[WHAT IS BEING ASKED]: Look for the string "不能组成直角三角形" and copy every line that has it.

[RECORDS PROVIDED]:

-- BEGIN --

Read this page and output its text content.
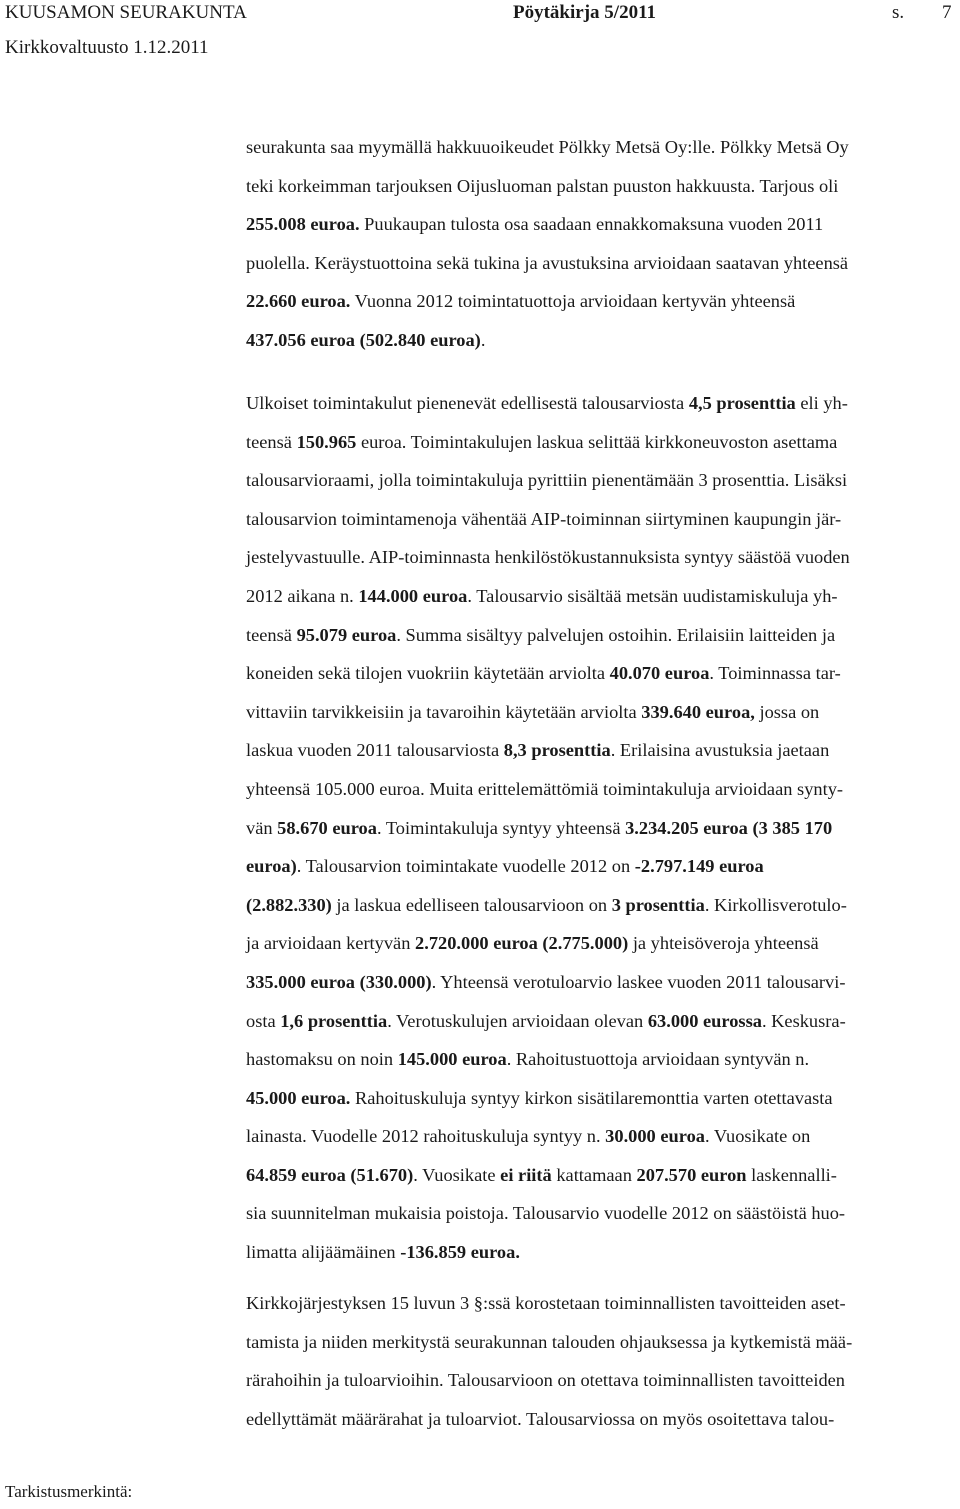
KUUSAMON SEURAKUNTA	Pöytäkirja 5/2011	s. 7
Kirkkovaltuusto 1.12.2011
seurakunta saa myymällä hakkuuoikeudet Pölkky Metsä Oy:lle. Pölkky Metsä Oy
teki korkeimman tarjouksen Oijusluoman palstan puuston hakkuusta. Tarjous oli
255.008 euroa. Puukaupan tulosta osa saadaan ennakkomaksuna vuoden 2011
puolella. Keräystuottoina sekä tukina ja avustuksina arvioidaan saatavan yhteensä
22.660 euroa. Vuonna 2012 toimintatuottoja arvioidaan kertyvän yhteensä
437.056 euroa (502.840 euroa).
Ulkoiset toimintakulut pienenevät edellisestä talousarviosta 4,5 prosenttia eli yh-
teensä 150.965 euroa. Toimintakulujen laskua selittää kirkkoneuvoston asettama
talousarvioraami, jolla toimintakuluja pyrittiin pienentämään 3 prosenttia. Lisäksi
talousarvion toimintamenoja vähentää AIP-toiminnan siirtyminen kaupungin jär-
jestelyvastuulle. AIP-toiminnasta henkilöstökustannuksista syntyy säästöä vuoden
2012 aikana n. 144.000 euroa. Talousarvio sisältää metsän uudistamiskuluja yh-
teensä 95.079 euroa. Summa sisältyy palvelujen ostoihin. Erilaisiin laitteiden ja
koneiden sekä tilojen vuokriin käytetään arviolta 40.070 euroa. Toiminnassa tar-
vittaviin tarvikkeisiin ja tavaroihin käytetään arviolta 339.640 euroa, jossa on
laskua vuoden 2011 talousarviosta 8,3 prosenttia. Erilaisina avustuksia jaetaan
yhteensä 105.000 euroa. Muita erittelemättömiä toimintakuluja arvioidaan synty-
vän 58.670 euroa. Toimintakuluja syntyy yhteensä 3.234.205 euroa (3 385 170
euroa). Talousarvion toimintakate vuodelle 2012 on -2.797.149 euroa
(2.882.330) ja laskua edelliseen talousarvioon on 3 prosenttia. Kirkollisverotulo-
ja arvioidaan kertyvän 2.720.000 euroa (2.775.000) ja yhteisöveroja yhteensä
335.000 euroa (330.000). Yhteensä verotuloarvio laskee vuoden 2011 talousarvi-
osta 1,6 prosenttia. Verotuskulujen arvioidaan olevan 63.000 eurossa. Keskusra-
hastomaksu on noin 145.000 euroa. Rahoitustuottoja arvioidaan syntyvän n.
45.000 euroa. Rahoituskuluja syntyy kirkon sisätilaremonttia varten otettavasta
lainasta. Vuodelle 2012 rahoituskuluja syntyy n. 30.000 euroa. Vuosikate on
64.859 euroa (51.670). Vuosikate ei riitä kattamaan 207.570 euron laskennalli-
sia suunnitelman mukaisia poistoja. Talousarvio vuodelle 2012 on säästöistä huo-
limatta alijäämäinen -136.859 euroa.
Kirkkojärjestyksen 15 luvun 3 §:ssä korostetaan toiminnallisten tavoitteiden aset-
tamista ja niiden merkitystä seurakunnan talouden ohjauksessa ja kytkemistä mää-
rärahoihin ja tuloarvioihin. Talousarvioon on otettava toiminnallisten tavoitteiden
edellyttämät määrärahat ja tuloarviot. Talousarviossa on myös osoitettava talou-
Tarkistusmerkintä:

-- END --
-- BEGIN --

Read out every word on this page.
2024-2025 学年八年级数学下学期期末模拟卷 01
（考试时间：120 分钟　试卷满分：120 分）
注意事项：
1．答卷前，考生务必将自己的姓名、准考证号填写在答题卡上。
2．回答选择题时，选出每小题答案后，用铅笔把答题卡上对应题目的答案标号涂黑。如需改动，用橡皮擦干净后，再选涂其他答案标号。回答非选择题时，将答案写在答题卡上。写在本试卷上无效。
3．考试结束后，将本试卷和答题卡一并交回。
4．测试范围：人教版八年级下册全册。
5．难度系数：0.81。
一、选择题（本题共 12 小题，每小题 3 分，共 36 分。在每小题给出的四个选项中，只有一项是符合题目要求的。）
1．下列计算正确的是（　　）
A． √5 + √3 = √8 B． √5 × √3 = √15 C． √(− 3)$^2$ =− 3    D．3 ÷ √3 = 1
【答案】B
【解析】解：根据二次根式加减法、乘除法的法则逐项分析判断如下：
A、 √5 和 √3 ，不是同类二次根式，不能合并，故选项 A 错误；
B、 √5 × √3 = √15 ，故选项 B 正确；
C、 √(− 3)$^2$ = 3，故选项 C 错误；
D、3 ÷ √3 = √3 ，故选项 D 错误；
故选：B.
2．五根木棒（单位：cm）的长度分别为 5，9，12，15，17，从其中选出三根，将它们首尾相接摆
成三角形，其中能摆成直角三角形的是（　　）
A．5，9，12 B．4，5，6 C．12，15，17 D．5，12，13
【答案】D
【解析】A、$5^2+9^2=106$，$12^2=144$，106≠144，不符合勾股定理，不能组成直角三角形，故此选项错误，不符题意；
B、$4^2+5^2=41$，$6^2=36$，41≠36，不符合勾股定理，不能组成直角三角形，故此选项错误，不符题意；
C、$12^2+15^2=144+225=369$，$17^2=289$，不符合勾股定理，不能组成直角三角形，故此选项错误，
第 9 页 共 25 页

-- END --

[REPLY TO THE TASK]:
【解析】A、$5^2+9^2=106$，$12^2=144$，106≠144，不符合勾股定理，不能组成直角三角形，故此选项错误，不符题意；
B、$4^2+5^2=41$，$6^2=36$，41≠36，不符合勾股定理，不能组成直角三角形，故此选项错误，不符题意；
C、$12^2+15^2=144+225=369$，$17^2=289$，不符合勾股定理，不能组成直角三角形，故此选项错误，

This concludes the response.